## REQUEST:
Repeat each entry as written, dropping any picture you find.

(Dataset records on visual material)
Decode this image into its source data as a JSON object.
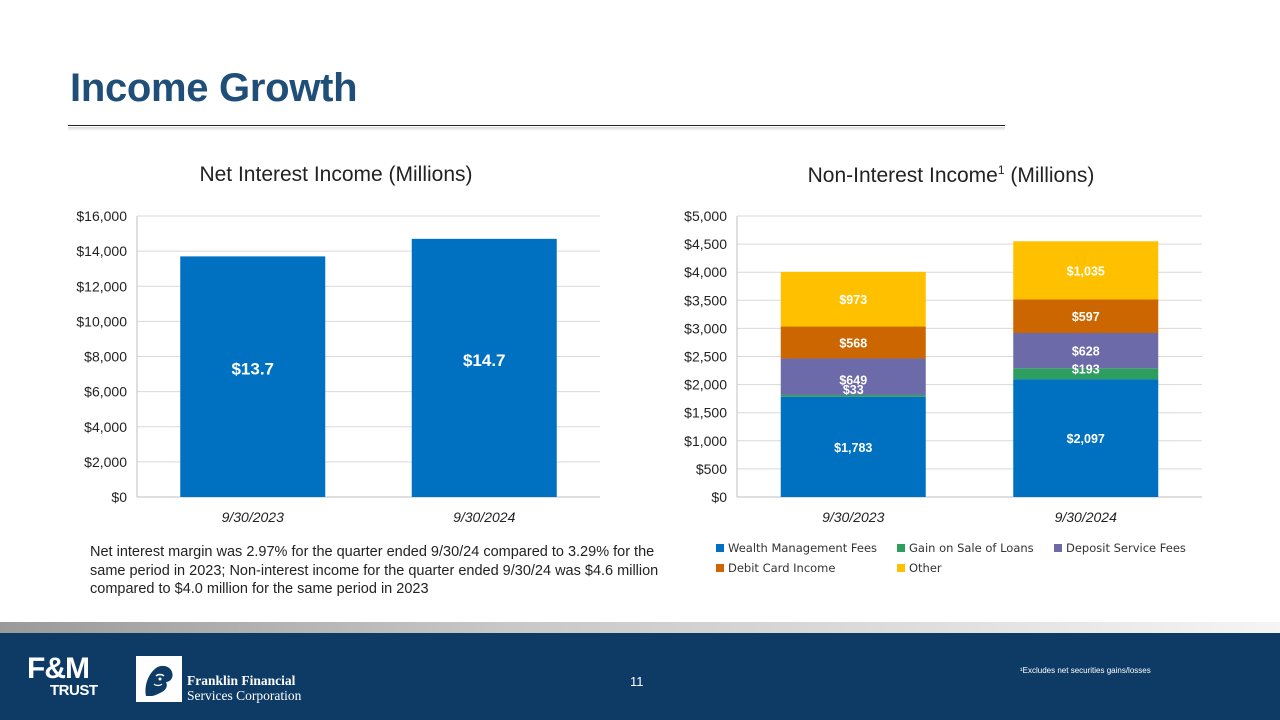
{
  "slide": {
    "title": "Income Growth",
    "page_number": "11",
    "note": "Net interest margin was 2.97% for the quarter ended 9/30/24 compared to 3.29% for the same period in 2023; Non-interest income for the quarter ended 9/30/24 was $4.6 million compared to $4.0 million for the same period in 2023",
    "footnote": "¹Excludes net securities gains/losses"
  },
  "footer": {
    "fm_logo_top": "F&M",
    "fm_logo_bottom": "TRUST",
    "company_line1": "Franklin Financial",
    "company_line2": "Services Corporation"
  },
  "chart_data": [
    {
      "type": "bar",
      "title": "Net Interest Income (Millions)",
      "categories": [
        "9/30/2023",
        "9/30/2024"
      ],
      "values": [
        13700,
        14700
      ],
      "data_labels": [
        "$13.7",
        "$14.7"
      ],
      "ylim": [
        0,
        16000
      ],
      "yticks": [
        0,
        2000,
        4000,
        6000,
        8000,
        10000,
        12000,
        14000,
        16000
      ],
      "ytick_labels": [
        "$0",
        "$2,000",
        "$4,000",
        "$6,000",
        "$8,000",
        "$10,000",
        "$12,000",
        "$14,000",
        "$16,000"
      ],
      "grid": true,
      "color": "#0070c0"
    },
    {
      "type": "stacked-bar",
      "title": "Non-Interest Income",
      "title_superscript": "1",
      "title_suffix": " (Millions)",
      "categories": [
        "9/30/2023",
        "9/30/2024"
      ],
      "series": [
        {
          "name": "Wealth Management Fees",
          "values": [
            1783,
            2097
          ],
          "labels": [
            "$1,783",
            "$2,097"
          ],
          "color": "#0070c0"
        },
        {
          "name": "Gain on Sale of Loans",
          "values": [
            33,
            193
          ],
          "labels": [
            "$33",
            "$193"
          ],
          "color": "#2e9e5e"
        },
        {
          "name": "Deposit Service Fees",
          "values": [
            649,
            628
          ],
          "labels": [
            "$649",
            "$628"
          ],
          "color": "#6c6aa8"
        },
        {
          "name": "Debit Card Income",
          "values": [
            568,
            597
          ],
          "labels": [
            "$568",
            "$597"
          ],
          "color": "#cc6600"
        },
        {
          "name": "Other",
          "values": [
            973,
            1035
          ],
          "labels": [
            "$973",
            "$1,035"
          ],
          "color": "#ffc000"
        }
      ],
      "ylim": [
        0,
        5000
      ],
      "yticks": [
        0,
        500,
        1000,
        1500,
        2000,
        2500,
        3000,
        3500,
        4000,
        4500,
        5000
      ],
      "ytick_labels": [
        "$0",
        "$500",
        "$1,000",
        "$1,500",
        "$2,000",
        "$2,500",
        "$3,000",
        "$3,500",
        "$4,000",
        "$4,500",
        "$5,000"
      ],
      "grid": true,
      "legend_position": "bottom"
    }
  ]
}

## SOLUTION FOR THIS PROBLEM:
Decode this image into its source data as a JSON object.
{
  "slide": {
    "title": "Income Growth",
    "page_number": "11",
    "note": "Net interest margin was 2.97% for the quarter ended 9/30/24 compared to 3.29% for the same period in 2023; Non-interest income for the quarter ended 9/30/24 was $4.6 million compared to $4.0 million for the same period in 2023",
    "footnote": "¹Excludes net securities gains/losses"
  },
  "footer": {
    "fm_logo_top": "F&M",
    "fm_logo_bottom": "TRUST",
    "company_line1": "Franklin Financial",
    "company_line2": "Services Corporation"
  },
  "chart_data": [
    {
      "type": "bar",
      "title": "Net Interest Income (Millions)",
      "categories": [
        "9/30/2023",
        "9/30/2024"
      ],
      "values": [
        13700,
        14700
      ],
      "data_labels": [
        "$13.7",
        "$14.7"
      ],
      "ylim": [
        0,
        16000
      ],
      "yticks": [
        0,
        2000,
        4000,
        6000,
        8000,
        10000,
        12000,
        14000,
        16000
      ],
      "ytick_labels": [
        "$0",
        "$2,000",
        "$4,000",
        "$6,000",
        "$8,000",
        "$10,000",
        "$12,000",
        "$14,000",
        "$16,000"
      ],
      "grid": true,
      "color": "#0070c0"
    },
    {
      "type": "stacked-bar",
      "title": "Non-Interest Income",
      "title_superscript": "1",
      "title_suffix": " (Millions)",
      "categories": [
        "9/30/2023",
        "9/30/2024"
      ],
      "series": [
        {
          "name": "Wealth Management Fees",
          "values": [
            1783,
            2097
          ],
          "labels": [
            "$1,783",
            "$2,097"
          ],
          "color": "#0070c0"
        },
        {
          "name": "Gain on Sale of Loans",
          "values": [
            33,
            193
          ],
          "labels": [
            "$33",
            "$193"
          ],
          "color": "#2e9e5e"
        },
        {
          "name": "Deposit Service Fees",
          "values": [
            649,
            628
          ],
          "labels": [
            "$649",
            "$628"
          ],
          "color": "#6c6aa8"
        },
        {
          "name": "Debit Card Income",
          "values": [
            568,
            597
          ],
          "labels": [
            "$568",
            "$597"
          ],
          "color": "#cc6600"
        },
        {
          "name": "Other",
          "values": [
            973,
            1035
          ],
          "labels": [
            "$973",
            "$1,035"
          ],
          "color": "#ffc000"
        }
      ],
      "ylim": [
        0,
        5000
      ],
      "yticks": [
        0,
        500,
        1000,
        1500,
        2000,
        2500,
        3000,
        3500,
        4000,
        4500,
        5000
      ],
      "ytick_labels": [
        "$0",
        "$500",
        "$1,000",
        "$1,500",
        "$2,000",
        "$2,500",
        "$3,000",
        "$3,500",
        "$4,000",
        "$4,500",
        "$5,000"
      ],
      "grid": true,
      "legend_position": "bottom"
    }
  ]
}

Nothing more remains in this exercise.